◆ What the exercise asks
Every line that holds the string "true" is to be identified and copied.

--- begin Given records ---

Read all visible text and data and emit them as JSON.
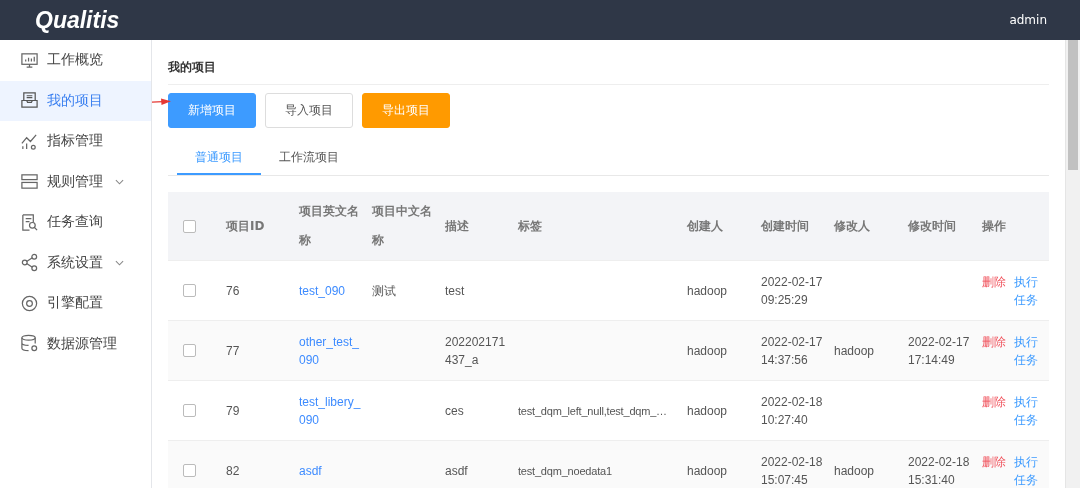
{
  "header": {
    "logo": "Qualitis",
    "user": "admin"
  },
  "sidebar": {
    "items": [
      {
        "label": "工作概览",
        "selected": false,
        "expandable": false
      },
      {
        "label": "我的项目",
        "selected": true,
        "expandable": false
      },
      {
        "label": "指标管理",
        "selected": false,
        "expandable": false
      },
      {
        "label": "规则管理",
        "selected": false,
        "expandable": true
      },
      {
        "label": "任务查询",
        "selected": false,
        "expandable": false
      },
      {
        "label": "系统设置",
        "selected": false,
        "expandable": true
      },
      {
        "label": "引擎配置",
        "selected": false,
        "expandable": false
      },
      {
        "label": "数据源管理",
        "selected": false,
        "expandable": false
      }
    ]
  },
  "page_title": "我的项目",
  "buttons": [
    {
      "label": "新增项目",
      "kind": "primary"
    },
    {
      "label": "导入项目",
      "kind": "default"
    },
    {
      "label": "导出项目",
      "kind": "warning"
    }
  ],
  "tabs": [
    {
      "label": "普通项目",
      "selected": true
    },
    {
      "label": "工作流项目",
      "selected": false
    }
  ],
  "table": {
    "header_checked": false,
    "columns": [
      "项目ID",
      "项目英文名称",
      "项目中文名称",
      "描述",
      "标签",
      "创建人",
      "创建时间",
      "修改人",
      "修改时间",
      "操作"
    ],
    "rows": [
      {
        "checked": false,
        "id": "76",
        "name_en": "test_090",
        "name_cn": "测试",
        "description": "test",
        "tags": "",
        "creator": "hadoop",
        "created": "2022-02-17 09:25:29",
        "modifier": "",
        "modified": "",
        "actions": [
          {
            "label": "删除",
            "kind": "danger"
          },
          {
            "label": "执行任务",
            "kind": "link"
          }
        ]
      },
      {
        "checked": false,
        "id": "77",
        "name_en": "other_test_090",
        "name_cn": "",
        "description": "202202171437_a",
        "tags": "",
        "creator": "hadoop",
        "created": "2022-02-17 14:37:56",
        "modifier": "hadoop",
        "modified": "2022-02-17 17:14:49",
        "actions": [
          {
            "label": "删除",
            "kind": "danger"
          },
          {
            "label": "执行任务",
            "kind": "link"
          }
        ]
      },
      {
        "checked": false,
        "id": "79",
        "name_en": "test_libery_090",
        "name_cn": "",
        "description": "ces",
        "tags": "test_dqm_left_null,test_dqm_…",
        "creator": "hadoop",
        "created": "2022-02-18 10:27:40",
        "modifier": "",
        "modified": "",
        "actions": [
          {
            "label": "删除",
            "kind": "danger"
          },
          {
            "label": "执行任务",
            "kind": "link"
          }
        ]
      },
      {
        "checked": false,
        "id": "82",
        "name_en": "asdf",
        "name_cn": "",
        "description": "asdf",
        "tags": "test_dqm_noedata1",
        "creator": "hadoop",
        "created": "2022-02-18 15:07:45",
        "modifier": "hadoop",
        "modified": "2022-02-18 15:31:40",
        "actions": [
          {
            "label": "删除",
            "kind": "danger"
          },
          {
            "label": "执行任务",
            "kind": "link"
          }
        ]
      }
    ]
  }
}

--- end Given records ---

◆ Solved problem
        "selected": true,
        "expandable": true
        "expandable": true
      "selected": true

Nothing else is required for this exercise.